• **WRITTEN TASK**
Report how many lines in the listing below include the word "Johanna". Write nothing besides the number.

• **Dataset items**
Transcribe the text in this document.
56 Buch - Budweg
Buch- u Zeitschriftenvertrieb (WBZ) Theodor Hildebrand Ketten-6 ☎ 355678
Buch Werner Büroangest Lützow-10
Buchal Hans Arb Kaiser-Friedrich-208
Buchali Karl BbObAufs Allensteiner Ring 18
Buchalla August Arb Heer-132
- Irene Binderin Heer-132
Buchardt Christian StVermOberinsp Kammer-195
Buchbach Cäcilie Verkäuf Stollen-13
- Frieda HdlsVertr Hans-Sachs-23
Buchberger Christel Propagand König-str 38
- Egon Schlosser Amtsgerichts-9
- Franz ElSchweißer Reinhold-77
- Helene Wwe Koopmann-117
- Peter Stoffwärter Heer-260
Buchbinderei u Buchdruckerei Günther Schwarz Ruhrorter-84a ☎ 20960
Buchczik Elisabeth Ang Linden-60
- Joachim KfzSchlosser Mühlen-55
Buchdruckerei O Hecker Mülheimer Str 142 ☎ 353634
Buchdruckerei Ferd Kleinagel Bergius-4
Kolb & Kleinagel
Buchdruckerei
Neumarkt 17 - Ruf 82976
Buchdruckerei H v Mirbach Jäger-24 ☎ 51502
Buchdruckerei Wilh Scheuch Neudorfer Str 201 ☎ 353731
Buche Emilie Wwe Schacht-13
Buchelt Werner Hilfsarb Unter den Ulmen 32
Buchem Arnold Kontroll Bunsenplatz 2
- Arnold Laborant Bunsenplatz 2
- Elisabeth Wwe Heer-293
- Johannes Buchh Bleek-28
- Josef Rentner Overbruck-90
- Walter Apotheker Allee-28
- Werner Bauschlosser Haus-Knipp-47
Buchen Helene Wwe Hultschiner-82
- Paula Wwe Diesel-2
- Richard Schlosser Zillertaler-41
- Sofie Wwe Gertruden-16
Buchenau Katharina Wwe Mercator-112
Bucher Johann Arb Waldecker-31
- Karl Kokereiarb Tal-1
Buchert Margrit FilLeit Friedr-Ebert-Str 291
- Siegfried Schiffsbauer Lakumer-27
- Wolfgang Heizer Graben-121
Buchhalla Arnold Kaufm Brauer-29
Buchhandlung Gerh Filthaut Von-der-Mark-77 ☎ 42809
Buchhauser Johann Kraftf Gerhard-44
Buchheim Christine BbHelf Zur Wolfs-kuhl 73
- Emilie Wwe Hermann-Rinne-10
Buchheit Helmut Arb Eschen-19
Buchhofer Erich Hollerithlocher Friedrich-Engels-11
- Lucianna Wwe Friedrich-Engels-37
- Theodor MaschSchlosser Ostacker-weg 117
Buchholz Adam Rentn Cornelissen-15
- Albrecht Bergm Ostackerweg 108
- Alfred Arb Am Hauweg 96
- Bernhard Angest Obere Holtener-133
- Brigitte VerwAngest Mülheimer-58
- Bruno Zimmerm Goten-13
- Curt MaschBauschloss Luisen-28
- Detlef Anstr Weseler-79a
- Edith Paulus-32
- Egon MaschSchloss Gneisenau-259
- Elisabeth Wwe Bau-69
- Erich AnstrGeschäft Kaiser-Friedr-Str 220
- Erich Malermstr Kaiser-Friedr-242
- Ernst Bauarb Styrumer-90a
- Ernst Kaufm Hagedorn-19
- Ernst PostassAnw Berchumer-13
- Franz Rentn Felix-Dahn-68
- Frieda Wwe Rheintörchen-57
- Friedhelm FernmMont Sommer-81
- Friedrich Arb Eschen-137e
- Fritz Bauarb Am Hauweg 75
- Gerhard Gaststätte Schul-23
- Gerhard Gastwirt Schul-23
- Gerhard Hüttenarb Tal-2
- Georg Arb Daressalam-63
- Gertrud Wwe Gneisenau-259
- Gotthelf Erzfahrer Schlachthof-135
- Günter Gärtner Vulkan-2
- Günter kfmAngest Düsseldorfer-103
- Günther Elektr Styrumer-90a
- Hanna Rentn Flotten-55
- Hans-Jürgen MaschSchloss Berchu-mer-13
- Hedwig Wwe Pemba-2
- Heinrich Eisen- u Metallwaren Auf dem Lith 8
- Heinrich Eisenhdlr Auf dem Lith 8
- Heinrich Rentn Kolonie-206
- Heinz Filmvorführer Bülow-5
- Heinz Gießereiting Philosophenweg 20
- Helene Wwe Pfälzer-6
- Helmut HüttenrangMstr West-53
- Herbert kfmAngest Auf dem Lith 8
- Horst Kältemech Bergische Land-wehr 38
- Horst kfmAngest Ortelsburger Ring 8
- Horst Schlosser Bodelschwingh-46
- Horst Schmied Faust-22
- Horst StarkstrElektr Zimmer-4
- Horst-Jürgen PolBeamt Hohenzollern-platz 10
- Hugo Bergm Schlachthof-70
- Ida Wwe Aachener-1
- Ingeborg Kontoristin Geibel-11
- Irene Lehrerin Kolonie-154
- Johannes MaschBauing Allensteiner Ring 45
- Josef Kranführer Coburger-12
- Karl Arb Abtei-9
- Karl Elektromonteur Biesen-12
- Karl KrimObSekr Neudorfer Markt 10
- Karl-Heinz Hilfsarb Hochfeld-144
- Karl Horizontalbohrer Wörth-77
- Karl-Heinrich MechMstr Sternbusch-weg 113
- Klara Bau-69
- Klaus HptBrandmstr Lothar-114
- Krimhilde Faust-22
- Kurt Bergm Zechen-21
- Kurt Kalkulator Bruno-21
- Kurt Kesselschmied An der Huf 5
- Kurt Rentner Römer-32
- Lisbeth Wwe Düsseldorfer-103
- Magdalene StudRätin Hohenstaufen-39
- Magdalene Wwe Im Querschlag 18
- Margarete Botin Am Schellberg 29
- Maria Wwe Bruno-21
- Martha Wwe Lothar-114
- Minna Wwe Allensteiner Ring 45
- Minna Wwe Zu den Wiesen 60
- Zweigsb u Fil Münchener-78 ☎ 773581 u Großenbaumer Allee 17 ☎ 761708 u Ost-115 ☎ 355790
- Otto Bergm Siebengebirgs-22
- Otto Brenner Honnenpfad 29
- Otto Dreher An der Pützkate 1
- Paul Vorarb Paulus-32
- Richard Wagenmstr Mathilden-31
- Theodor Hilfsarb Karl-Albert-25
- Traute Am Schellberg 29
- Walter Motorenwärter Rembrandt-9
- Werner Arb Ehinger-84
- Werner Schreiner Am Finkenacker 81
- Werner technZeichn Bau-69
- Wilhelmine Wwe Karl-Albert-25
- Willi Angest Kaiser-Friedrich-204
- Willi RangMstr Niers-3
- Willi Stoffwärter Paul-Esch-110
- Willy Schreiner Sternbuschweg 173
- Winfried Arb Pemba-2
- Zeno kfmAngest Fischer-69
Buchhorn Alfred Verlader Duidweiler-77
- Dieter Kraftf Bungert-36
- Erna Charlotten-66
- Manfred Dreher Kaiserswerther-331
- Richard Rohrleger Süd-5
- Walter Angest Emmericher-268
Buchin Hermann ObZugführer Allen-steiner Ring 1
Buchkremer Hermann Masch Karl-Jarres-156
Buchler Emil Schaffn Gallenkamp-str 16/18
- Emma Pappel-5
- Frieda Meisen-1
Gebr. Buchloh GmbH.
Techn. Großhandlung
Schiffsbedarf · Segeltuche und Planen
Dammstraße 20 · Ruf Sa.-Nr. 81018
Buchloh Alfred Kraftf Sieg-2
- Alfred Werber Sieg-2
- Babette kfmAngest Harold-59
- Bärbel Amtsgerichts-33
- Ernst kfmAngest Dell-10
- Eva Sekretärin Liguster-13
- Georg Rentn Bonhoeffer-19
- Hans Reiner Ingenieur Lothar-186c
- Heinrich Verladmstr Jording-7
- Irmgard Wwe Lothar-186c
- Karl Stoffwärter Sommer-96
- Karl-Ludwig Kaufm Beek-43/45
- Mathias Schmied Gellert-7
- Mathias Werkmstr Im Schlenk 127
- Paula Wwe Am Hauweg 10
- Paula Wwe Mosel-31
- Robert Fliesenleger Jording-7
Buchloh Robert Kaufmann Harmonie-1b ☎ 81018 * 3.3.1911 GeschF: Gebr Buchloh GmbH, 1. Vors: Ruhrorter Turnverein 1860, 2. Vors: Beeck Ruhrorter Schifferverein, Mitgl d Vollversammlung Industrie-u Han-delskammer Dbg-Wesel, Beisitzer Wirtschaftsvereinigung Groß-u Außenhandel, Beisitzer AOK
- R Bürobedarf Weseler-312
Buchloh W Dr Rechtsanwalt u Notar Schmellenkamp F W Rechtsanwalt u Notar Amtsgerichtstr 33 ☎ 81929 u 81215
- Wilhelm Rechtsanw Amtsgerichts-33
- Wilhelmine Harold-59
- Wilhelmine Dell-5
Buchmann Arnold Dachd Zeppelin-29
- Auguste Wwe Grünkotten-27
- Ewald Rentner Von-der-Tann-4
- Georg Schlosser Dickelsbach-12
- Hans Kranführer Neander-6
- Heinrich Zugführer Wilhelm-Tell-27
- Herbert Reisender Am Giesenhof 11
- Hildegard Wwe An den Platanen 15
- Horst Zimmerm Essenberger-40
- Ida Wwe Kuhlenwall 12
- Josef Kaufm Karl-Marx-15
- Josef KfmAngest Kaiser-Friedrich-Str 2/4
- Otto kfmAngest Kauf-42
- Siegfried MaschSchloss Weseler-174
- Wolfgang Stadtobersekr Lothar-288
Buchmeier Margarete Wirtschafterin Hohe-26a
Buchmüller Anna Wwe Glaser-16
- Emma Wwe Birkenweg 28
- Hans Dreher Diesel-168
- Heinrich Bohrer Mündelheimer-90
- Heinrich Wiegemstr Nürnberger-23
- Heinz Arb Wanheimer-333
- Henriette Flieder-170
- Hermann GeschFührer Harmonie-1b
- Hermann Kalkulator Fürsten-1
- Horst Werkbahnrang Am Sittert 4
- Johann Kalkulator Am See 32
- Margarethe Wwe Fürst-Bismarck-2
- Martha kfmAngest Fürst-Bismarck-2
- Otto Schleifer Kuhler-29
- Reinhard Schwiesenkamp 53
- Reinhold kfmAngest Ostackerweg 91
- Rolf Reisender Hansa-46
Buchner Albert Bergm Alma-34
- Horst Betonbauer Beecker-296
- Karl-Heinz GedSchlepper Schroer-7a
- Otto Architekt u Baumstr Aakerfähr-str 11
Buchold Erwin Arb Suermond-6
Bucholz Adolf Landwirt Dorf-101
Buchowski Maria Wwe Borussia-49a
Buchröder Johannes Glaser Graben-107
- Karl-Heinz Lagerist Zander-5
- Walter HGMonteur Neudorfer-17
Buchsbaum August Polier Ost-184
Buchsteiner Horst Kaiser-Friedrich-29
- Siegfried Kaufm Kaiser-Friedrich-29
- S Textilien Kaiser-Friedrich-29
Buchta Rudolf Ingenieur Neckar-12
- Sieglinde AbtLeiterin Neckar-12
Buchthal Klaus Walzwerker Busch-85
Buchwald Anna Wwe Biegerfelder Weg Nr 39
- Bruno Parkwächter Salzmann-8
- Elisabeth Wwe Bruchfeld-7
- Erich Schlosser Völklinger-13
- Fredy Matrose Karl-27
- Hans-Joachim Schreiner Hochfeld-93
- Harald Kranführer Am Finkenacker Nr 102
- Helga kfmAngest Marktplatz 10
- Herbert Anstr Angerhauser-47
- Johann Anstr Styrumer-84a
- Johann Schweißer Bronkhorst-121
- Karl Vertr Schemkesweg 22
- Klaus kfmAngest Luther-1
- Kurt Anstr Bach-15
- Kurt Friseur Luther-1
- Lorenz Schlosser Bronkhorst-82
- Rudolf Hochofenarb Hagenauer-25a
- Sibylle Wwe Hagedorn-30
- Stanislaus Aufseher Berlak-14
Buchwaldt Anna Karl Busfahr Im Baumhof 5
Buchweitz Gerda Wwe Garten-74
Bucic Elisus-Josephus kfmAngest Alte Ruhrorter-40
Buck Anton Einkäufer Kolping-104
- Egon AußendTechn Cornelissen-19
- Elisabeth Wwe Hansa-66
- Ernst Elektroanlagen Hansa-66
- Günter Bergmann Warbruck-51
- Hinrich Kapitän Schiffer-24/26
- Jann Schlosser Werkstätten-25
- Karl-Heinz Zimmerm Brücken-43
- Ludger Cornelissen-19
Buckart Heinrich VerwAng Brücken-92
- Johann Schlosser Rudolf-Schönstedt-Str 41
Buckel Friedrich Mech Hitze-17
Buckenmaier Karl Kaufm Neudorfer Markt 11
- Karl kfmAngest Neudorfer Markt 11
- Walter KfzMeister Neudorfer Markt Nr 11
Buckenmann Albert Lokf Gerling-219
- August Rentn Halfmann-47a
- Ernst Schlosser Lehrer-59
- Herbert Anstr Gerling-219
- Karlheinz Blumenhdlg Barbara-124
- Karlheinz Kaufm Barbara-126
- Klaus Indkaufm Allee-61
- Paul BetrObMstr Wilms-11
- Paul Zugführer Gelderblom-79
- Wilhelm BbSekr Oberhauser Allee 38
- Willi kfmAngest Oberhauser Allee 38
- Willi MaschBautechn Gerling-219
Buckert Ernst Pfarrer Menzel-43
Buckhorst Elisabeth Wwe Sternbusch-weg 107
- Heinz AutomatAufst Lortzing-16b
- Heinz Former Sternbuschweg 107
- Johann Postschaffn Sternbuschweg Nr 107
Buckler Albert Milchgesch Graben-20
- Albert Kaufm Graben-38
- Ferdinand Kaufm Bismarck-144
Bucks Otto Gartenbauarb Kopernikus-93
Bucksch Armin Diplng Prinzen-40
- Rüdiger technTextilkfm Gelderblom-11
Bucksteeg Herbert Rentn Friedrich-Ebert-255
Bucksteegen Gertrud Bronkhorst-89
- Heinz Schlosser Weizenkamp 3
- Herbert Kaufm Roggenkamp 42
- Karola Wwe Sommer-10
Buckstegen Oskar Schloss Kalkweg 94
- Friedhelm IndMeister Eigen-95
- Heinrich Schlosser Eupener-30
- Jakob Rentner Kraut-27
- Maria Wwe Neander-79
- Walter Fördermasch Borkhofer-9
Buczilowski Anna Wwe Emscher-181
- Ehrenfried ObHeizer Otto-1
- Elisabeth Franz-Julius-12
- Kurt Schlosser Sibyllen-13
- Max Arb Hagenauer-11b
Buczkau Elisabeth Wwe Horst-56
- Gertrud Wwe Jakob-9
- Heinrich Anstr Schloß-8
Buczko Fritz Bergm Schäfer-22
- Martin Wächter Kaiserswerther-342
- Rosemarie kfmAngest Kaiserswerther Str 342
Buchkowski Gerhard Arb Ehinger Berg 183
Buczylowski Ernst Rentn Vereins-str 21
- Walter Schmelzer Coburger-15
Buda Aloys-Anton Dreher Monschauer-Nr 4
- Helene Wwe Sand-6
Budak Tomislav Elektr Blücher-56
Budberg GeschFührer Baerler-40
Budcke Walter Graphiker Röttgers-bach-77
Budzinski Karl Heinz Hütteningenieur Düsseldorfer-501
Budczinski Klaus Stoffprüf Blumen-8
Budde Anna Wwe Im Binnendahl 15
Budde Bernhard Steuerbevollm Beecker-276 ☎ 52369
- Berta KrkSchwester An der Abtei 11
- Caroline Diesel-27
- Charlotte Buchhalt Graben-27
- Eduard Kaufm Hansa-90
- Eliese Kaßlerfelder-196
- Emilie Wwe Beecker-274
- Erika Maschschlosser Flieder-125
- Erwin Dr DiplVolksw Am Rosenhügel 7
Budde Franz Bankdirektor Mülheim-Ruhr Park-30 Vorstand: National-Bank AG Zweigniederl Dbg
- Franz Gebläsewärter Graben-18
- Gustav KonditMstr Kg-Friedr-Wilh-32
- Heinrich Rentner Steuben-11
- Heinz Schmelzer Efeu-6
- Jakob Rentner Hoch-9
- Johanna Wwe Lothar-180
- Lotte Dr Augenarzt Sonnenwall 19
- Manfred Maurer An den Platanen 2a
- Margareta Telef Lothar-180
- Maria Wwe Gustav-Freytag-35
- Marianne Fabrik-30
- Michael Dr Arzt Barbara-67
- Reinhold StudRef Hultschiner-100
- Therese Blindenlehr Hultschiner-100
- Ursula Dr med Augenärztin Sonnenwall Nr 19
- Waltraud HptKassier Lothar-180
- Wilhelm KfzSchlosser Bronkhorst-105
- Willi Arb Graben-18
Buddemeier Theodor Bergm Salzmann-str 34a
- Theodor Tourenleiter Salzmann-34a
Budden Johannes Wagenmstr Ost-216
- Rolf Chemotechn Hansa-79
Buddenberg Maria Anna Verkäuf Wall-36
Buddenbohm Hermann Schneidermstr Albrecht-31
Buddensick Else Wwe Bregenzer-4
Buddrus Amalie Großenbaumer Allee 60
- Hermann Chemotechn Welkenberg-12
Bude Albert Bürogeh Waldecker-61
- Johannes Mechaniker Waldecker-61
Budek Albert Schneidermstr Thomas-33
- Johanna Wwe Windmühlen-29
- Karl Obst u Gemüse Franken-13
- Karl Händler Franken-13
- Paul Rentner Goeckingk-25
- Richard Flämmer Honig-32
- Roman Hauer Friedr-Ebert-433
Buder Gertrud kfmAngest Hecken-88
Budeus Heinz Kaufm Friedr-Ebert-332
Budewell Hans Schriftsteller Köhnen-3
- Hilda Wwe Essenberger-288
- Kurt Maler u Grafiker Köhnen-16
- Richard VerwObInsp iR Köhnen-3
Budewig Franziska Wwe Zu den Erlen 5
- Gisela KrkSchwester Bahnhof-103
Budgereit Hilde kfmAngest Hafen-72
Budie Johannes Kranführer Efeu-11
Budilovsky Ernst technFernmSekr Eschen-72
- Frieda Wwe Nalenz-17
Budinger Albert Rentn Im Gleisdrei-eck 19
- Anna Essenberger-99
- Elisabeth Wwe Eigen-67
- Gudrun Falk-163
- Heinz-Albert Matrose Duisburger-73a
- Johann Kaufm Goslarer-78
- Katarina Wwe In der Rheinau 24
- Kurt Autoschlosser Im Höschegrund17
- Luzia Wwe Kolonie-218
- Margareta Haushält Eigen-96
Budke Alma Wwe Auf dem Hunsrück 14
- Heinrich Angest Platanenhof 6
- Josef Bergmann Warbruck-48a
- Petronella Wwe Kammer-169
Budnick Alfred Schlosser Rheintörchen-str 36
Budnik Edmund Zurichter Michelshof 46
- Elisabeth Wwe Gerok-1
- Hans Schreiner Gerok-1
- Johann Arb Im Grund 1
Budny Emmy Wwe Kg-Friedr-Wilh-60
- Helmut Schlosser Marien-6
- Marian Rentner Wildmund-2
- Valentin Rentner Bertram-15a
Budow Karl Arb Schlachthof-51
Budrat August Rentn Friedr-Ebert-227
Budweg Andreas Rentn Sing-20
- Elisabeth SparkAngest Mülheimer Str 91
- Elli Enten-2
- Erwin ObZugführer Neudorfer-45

• **SOLUTION TO THIS PROBLEM**
2